##### TASK MATERIAL #####

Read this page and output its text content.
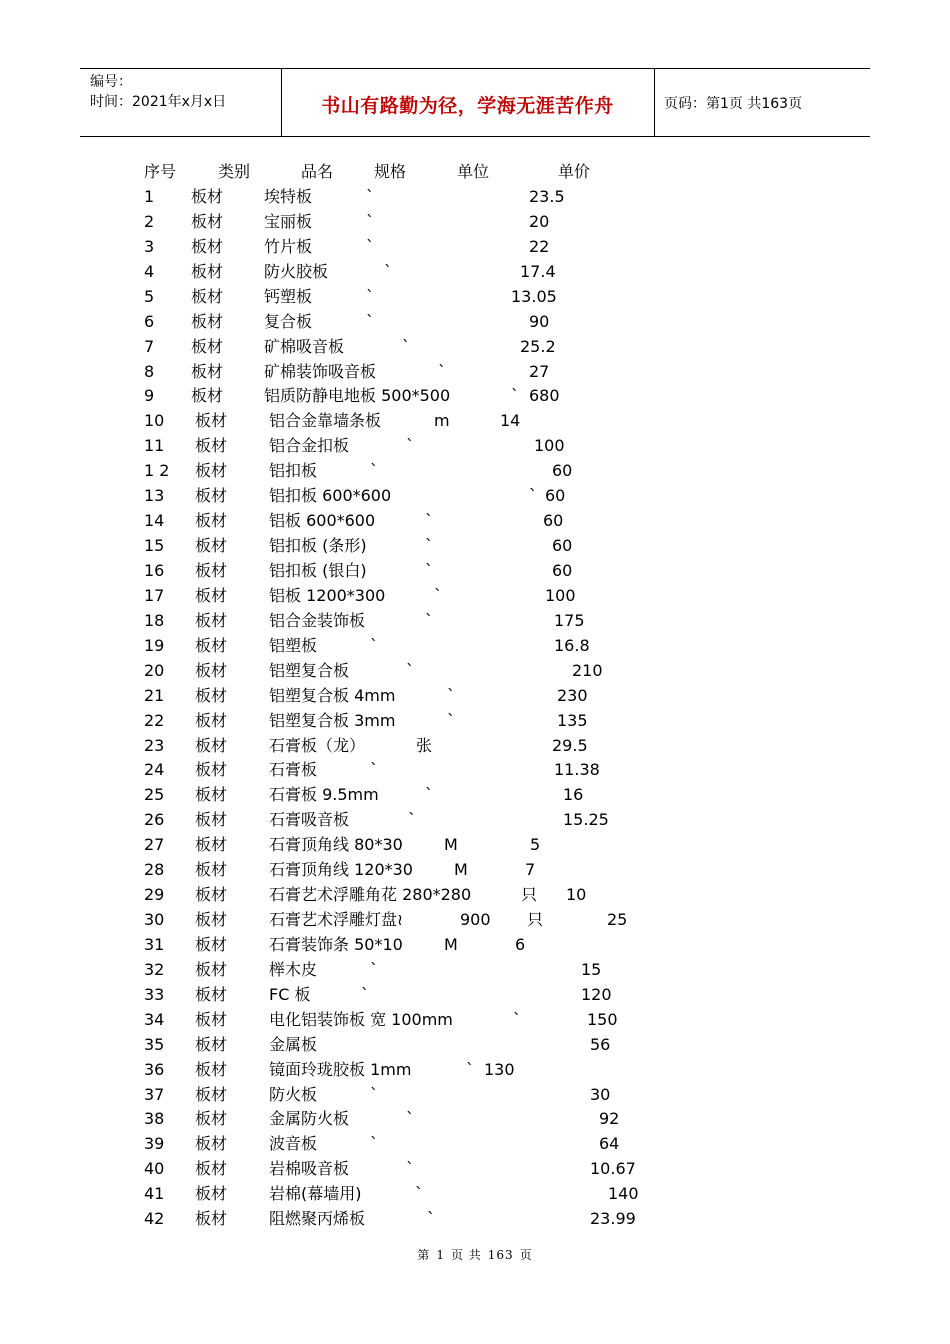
编号：
时间：2021年x月x日	书山有路勤为径，学海无涯苦作舟	页码：第1页 共163页
序号	类别	品名	规格	单位	单价
1 板材	埃特板	`	23.5
2 板材	宝丽板	`	20
3 板材	竹片板	`	22
4 板材	防火胶板	`	17.4
5 板材	钙塑板	`	13.05
6 板材	复合板	`	90
7 板材	矿棉吸音板	`	25.2
8 板材	矿棉装饰吸音板	`	27
9 板材	铝质防静电地板 500*500	` 680
10 板材	铝合金靠墙条板	m	14
11 板材	铝合金扣板	`	100
1 2 板材	铝扣板	`	60
13 板材	铝扣板 600*600	` 60
14 板材	铝板 600*600	`	60
15 板材	铝扣板 (条形)	`	60
16 板材	铝扣板 (银白)	`	60
17 板材	铝板 1200*300	`	100
18 板材	铝合金装饰板	`	175
19 板材	铝塑板	`	16.8
20 板材	铝塑复合板	`	210
21 板材	铝塑复合板 4mm	`	230
22 板材	铝塑复合板 3mm	`	135
23 板材	石膏板（龙）	张	29.5
24 板材	石膏板	`	11.38
25 板材	石膏板 9.5mm	`	16
26 板材	石膏吸音板	`	15.25
27 板材	石膏顶角线 80*30	M	5
28 板材	石膏顶角线 120*30	M	7
29 板材	石膏艺术浮雕角花 280*280	只 10
30 板材	石膏艺术浮雕灯盘≀	900 只	25
31 板材	石膏装饰条 50*10	M	6
32 板材	榉木皮	`	15
33 板材	FC 板	`	120
34 板材	电化铝装饰板 宽 100mm	`	150
35 板材	金属板	56
36 板材	镜面玲珑胶板 1mm	` 130
37 板材	防火板	`	30
38 板材	金属防火板	`	92
39 板材	波音板	`	64
40 板材	岩棉吸音板	`	10.67
41 板材	岩棉(幕墙用)	`	140
42 板材	阻燃聚丙烯板	`	23.99
第 1 页 共 163 页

#####

WHAT THIS TASK INVOLVES =>
Of the lines above, copy each that contains "铝塑复合板".

FINISHED EXERCISE =>
20 板材	铝塑复合板	`	210
21 板材	铝塑复合板 4mm	`	230
22 板材	铝塑复合板 3mm	`	135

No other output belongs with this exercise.